Extracted data:
------------------------------------------------

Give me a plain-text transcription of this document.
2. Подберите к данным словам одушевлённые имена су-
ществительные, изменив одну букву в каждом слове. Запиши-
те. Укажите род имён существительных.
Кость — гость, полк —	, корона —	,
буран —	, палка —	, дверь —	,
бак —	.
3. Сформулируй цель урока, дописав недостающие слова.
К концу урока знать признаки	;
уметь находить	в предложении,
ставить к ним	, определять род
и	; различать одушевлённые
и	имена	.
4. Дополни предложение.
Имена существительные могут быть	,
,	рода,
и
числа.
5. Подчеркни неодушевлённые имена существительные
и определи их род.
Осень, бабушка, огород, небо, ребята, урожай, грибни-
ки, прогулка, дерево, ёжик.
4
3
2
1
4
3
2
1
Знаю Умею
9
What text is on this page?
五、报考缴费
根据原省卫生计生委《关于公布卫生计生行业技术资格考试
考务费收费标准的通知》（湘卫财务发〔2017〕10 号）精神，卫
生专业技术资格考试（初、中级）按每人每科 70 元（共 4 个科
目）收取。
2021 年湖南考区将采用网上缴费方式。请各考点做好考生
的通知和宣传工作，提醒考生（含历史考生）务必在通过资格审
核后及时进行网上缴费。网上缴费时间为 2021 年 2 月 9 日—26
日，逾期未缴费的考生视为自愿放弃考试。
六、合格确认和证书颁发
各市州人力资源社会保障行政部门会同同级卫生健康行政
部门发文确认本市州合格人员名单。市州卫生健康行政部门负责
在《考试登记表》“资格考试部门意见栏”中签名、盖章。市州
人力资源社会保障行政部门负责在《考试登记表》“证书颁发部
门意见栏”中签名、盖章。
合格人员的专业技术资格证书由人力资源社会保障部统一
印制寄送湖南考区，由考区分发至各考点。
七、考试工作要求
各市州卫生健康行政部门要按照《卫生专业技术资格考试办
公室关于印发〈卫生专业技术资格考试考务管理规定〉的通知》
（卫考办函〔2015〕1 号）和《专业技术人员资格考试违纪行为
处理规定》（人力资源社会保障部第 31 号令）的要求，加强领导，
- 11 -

------------------------------------------------

Given instruction: Your task is to reproduce all of the records exactly.

The solution:
Give me a plain-text transcription of this document.
2. Подберите к данным словам одушевлённые имена су-
ществительные, изменив одну букву в каждом слове. Запиши-
те. Укажите род имён существительных.
Кость — гость, полк —	, корона —	,
буран —	, палка —	, дверь —	,
бак —	.
3. Сформулируй цель урока, дописав недостающие слова.
К концу урока знать признаки	;
уметь находить	в предложении,
ставить к ним	, определять род
и	; различать одушевлённые
и	имена	.
4. Дополни предложение.
Имена существительные могут быть	,
,	рода,
и
числа.
5. Подчеркни неодушевлённые имена существительные
и определи их род.
Осень, бабушка, огород, небо, ребята, урожай, грибни-
ки, прогулка, дерево, ёжик.
4
3
2
1
4
3
2
1
Знаю Умею
9
What text is on this page?
五、报考缴费
根据原省卫生计生委《关于公布卫生计生行业技术资格考试
考务费收费标准的通知》（湘卫财务发〔2017〕10 号）精神，卫
生专业技术资格考试（初、中级）按每人每科 70 元（共 4 个科
目）收取。
2021 年湖南考区将采用网上缴费方式。请各考点做好考生
的通知和宣传工作，提醒考生（含历史考生）务必在通过资格审
核后及时进行网上缴费。网上缴费时间为 2021 年 2 月 9 日—26
日，逾期未缴费的考生视为自愿放弃考试。
六、合格确认和证书颁发
各市州人力资源社会保障行政部门会同同级卫生健康行政
部门发文确认本市州合格人员名单。市州卫生健康行政部门负责
在《考试登记表》“资格考试部门意见栏”中签名、盖章。市州
人力资源社会保障行政部门负责在《考试登记表》“证书颁发部
门意见栏”中签名、盖章。
合格人员的专业技术资格证书由人力资源社会保障部统一
印制寄送湖南考区，由考区分发至各考点。
七、考试工作要求
各市州卫生健康行政部门要按照《卫生专业技术资格考试办
公室关于印发〈卫生专业技术资格考试考务管理规定〉的通知》
（卫考办函〔2015〕1 号）和《专业技术人员资格考试违纪行为
处理规定》（人力资源社会保障部第 31 号令）的要求，加强领导，
- 11 -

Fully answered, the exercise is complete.